Records excerpted from a collection:
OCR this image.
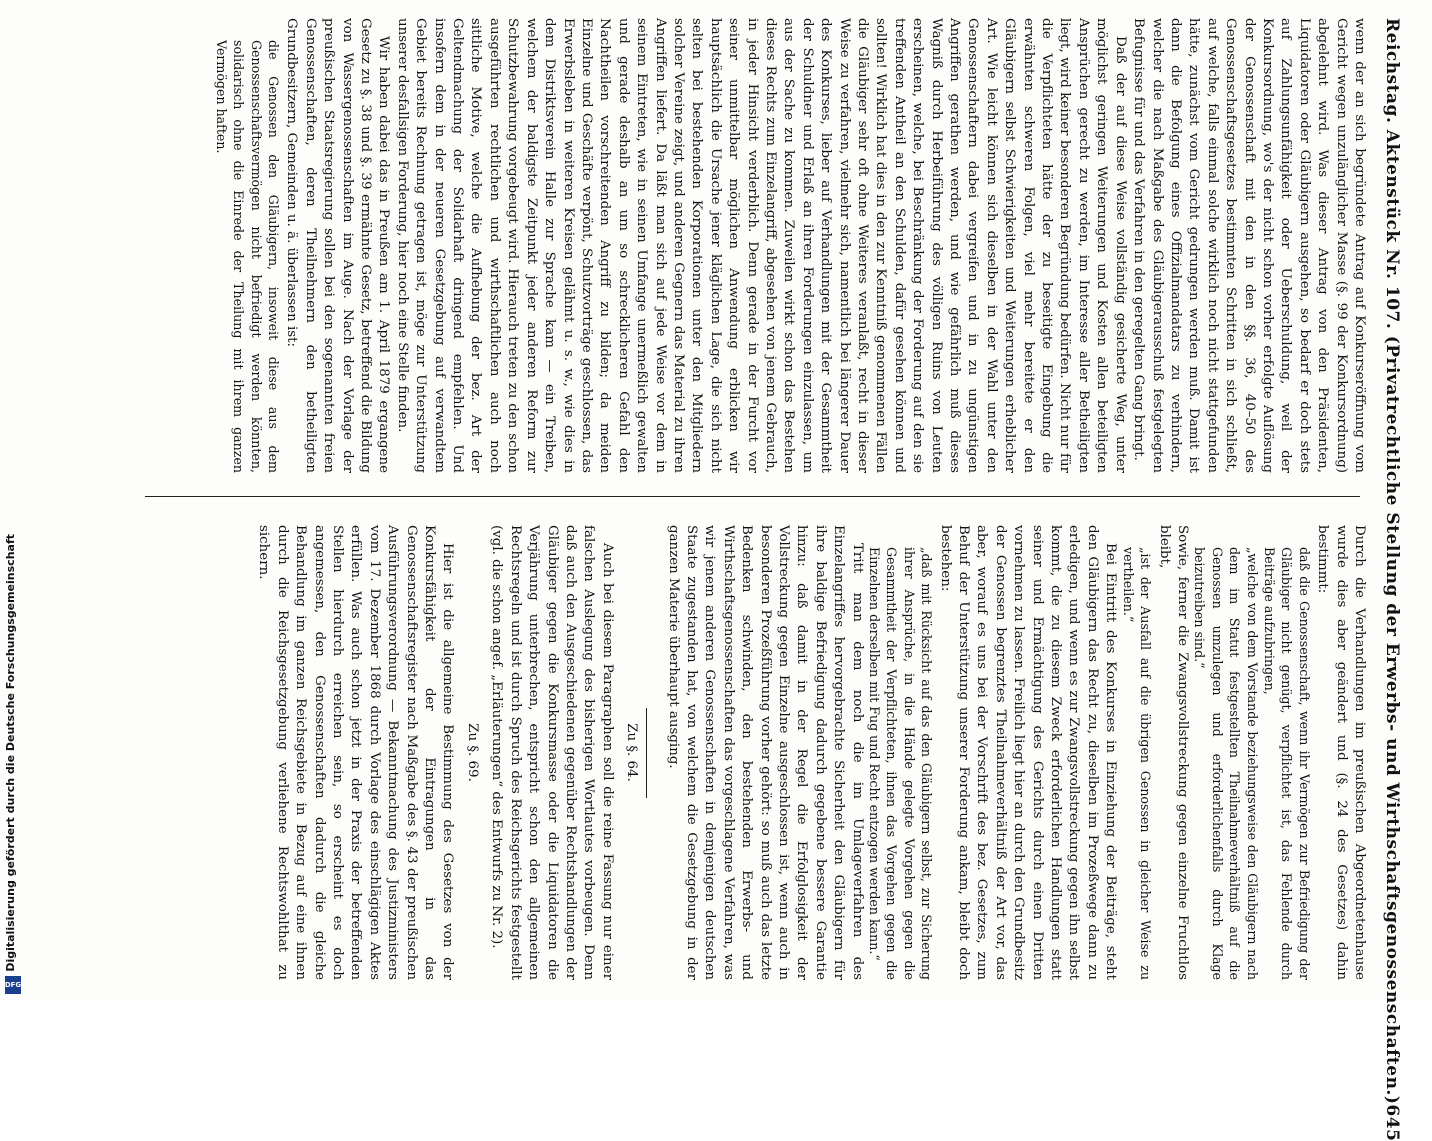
Digitalisierung gefördert durch die Deutsche Forschungsgemeinschaft
DFG	Reichstag. Aktenstück Nr. 107. (Privatrechtliche Stellung der Erwerbs- und Wirthschaftsgenossenschaften.)
645

wenn der an sich begründete Antrag auf Konkurseröffnung vom Gericht wegen unzulänglicher Masse (§. 99 der Konkursordnung) abgelehnt wird. Was dieser Antrag von den Präsidenten, Liquidatoren oder Gläubigern ausgehen, so bedarf er doch stets auf Zahlungsunfähigkeit oder Ueberschuldung, weil der Konkursordnung, wo's der nicht schon vorher erfolgte Auflösung der Genossenschaft mit den in den §§. 36, 40–50 des Genossenschaftsgesetzes bestimmten Schritten in sich schließt, auf welche, falls einmal solche wirklich noch nicht stattgefunden hätte, zunächst vom Gericht gedrungen werden muß. Damit ist dann die Befolgung eines Offizialmandatars zu verhindern, welcher die nach Maßgabe des Gläubigerausschuß festgelegten Befugnisse für und das Verfahren in den geregelten Gang bringt.

Daß der auf diese Weise vollständig gesicherte Weg, unter möglichst geringen Weiterungen und Kosten allen beteiligten Ansprüchen gerecht zu werden, im Interesse aller Betheiligten liegt, wird keiner besonderen Begründung bedürfen. Nicht nur für die Verpflichteten hätte der zu beseitigte Eingebung die erwähnten schweren Folgen, viel mehr bereitete er den Gläubigern selbst Schwierigkeiten und Weiterungen erheblicher Art. Wie leicht können sich dieselben in der Wahl unter den Genossenschaftern dabei vergreifen und in zu ungünstigen Angriffen gerathen werden, und wie gefährlich muß dieses Wagniß durch Herbeiführung des völligen Ruins von Leuten erscheinen, welche, bei Beschränkung der Forderung auf den sie treffenden Antheil an den Schulden, dafür gesehen können und sollten! Wirklich hat dies in den zur Kenntniß genommenen Fällen die Gläubiger sehr oft ohne Weiteres veranlaßt, recht in dieser Weise zu verfahren, vielmehr sich, namentlich bei längerer Dauer des Konkurses, lieber auf Verhandlungen mit der Gesammtheit der Schuldner und Erlaß an ihren Forderungen einzulassen, um aus der Sache zu kommen. Zuweilen wirkt schon das Bestehen dieses Rechts zum Einzelangriff, abgesehen von jenem Gebrauch, in jeder Hinsicht verderblich. Denn gerade in der Furcht vor seiner unmittelbar möglichen Anwendung erblicken wir hauptsächlich die Ursache jener kläglichen Lage, die sich nicht selten bei bestehenden Korporationen unter den Mitgliedern solcher Vereine zeigt, und anderen Gegnern das Material zu ihren Angriffen liefert. Da läßt man sich auf jede Weise vor dem in seinem Eintreten, wie in seinen Umfange unermeßlich gewalten und gerade deshalb an um so schrecklicheren Gefahl den Nachtheilen vorschreitenden Angriff zu bilden; da meiden Einzelne und Geschäfte verpönt, Schutzvorträge geschlossen, das Erwerbsleben in weiteren Kreisen gelähmt u. s. w., wie dies in dem Distriktsverein Halle zur Sprache kam — ein Treiben, welchem der baldigste Zeitpunkt jeder anderen Reform zur Schutzbewahrung vorgebeugt wird. Hierauch treten zu den schon ausgeführten rechtlichen und wirthschaftlichen auch noch sittliche Motive, welche die Aufhebung der bez. Art der Geltendmachung der Solidarhaft dringend empfehlen. Und insofern dem in der neueren Gesetzgebung auf verwandtem Gebiet bereits Rechnung getragen ist, möge zur Unterstützung unserer desfallsigen Forderung, hier noch eine Stelle finden.

Wir haben dabei das in Preußen am 1. April 1879 ergangene Gesetz zu §. 38 und §. 39 ermähnte Gesetz, betreffend die Bildung von Wassergenossenschaften im Auge. Nach der Vorlage der preußischen Staatsregierung sollen bei den sogenannten freien Genossenschaften, deren Theilnehmern den betheiligten Grundbesitzern, Gemeinden u. ä. überlassen ist:

die Genossen den Gläubigern, insoweit diese aus dem Genossenschaftsvermögen nicht befriedigt werden könnten, solidarisch ohne die Einrede der Theilung mit ihrem ganzen Vermögen haften.

Durch die Verhandlungen im preußischen Abgeordnetenhause wurde dies aber geändert und (§. 24 des Gesetzes) dahin bestimmt:

daß die Genossenschaft, wenn ihr Vermögen zur Befriedigung der Gläubiger nicht genügt, verpflichtet ist, das Fehlende durch Beiträge aufzubringen,

„welche von dem Vorstande beziehungsweise den Gläubigern nach dem im Statut festgestellten Theilnahmeverhältniß auf die Genossen umzulegen und erforderlichenfalls durch Klage beizutreiben sind.“

Sowie, ferner die Zwangsvollstreckung gegen einzelne Fruchtlos bleibt,

„ist der Ausfall auf die übrigen Genossen in gleicher Weise zu vertheilen.“

Bei Eintritt des Konkurses in Einziehung der Beiträge, steht den Gläubigern das Recht zu, dieselben im Prozeßwege dann zu erledigen, und wenn es zur Zwangsvollstreckung gegen ihn selbst kommt, die zu diesem Zweck erforderlichen Handlungen statt seiner und Ermächtigung des Gerichts durch einen Dritten vornehmen zu lassen. Freilich liegt hier an durch den Grundbesitz der Genossen begrenztes Theilnahmeverhältniß der Art vor, das aber, worauf es uns bei der Vorschrift des bez. Gesetzes, zum Behuf der Unterstützung unserer Forderung ankam, bleibt doch bestehen:

„daß mit Rücksicht auf das den Gläubigern selbst, zur Sicherung ihrer Ansprüche, in die Hände gelegte Vorgehen gegen die Gesammtheit der Verpflichteten, ihnen das Vorgehen gegen die Einzelnen derselben mit Fug und Recht entzogen werden kann.“

Tritt man dem noch die im Umlageverfahren des Einzelangriffes hervorgebrachte Sicherheit den Gläubigern für ihre baldige Befriedigung dadurch gegebene bessere Garantie hinzu: daß damit in der Regel die Erfolglosigkeit der Vollstreckung gegen Einzelne ausgeschlossen ist, wenn auch in besonderen Prozeßführung vorher gehört: so muß auch das letzte Bedenken schwinden, den bestehenden Erwerbs- und Wirthschaftsgenossenschaften das vorgeschlagene Verfahren, was wir jenem anderen Genossenschaften in demjenigen deutschen Staate zugestanden hat, von welchem die Gesetzgebung in der ganzen Materie überhaupt ausging.

Zu §. 64.

Auch bei diesem Paragraphen soll die reine Fassung nur einer falschen Auslegung des bisherigen Wortlautes vorbeugen. Denn daß auch den Ausgeschiedenen gegenüber Rechtshandlungen der Gläubiger gegen die Konkursmasse oder die Liquidatoren die Verjährung unterbrechen, entspricht schon den allgemeinen Rechtsregeln und ist durch Spruch des Reichsgerichts festgestellt (vgl. die schon angef. „Erläuterungen“ des Entwurfs zu Nr. 2).

Zu §. 69.

Hier ist die allgemeine Bestimmung des Gesetzes von der Konkursfähigkeit der Eintragungen in das Genossenschaftsregister nach Maßgabe des §. 43 der preußischen Ausführungsverordnung — Bekanntmachung des Justizministers vom 17. Dezember 1868 durch Vorlage des einschlägigen Aktes erfüllen. Was auch schon jetzt in der Praxis der betreffenden Stellen hierdurch erreichen sein, so erscheint es doch angemessen, den Genossenschaften dadurch die gleiche Behandlung im ganzen Reichsgebiete in Bezug auf eine ihnen durch die Reichsgesetzgebung verliehene Rechtswohlthat zu sichern.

• **Action item**
State the number of lines in the data that carry "Theilnahmeverhältniß", and add nothing to it.

• **Reply**
2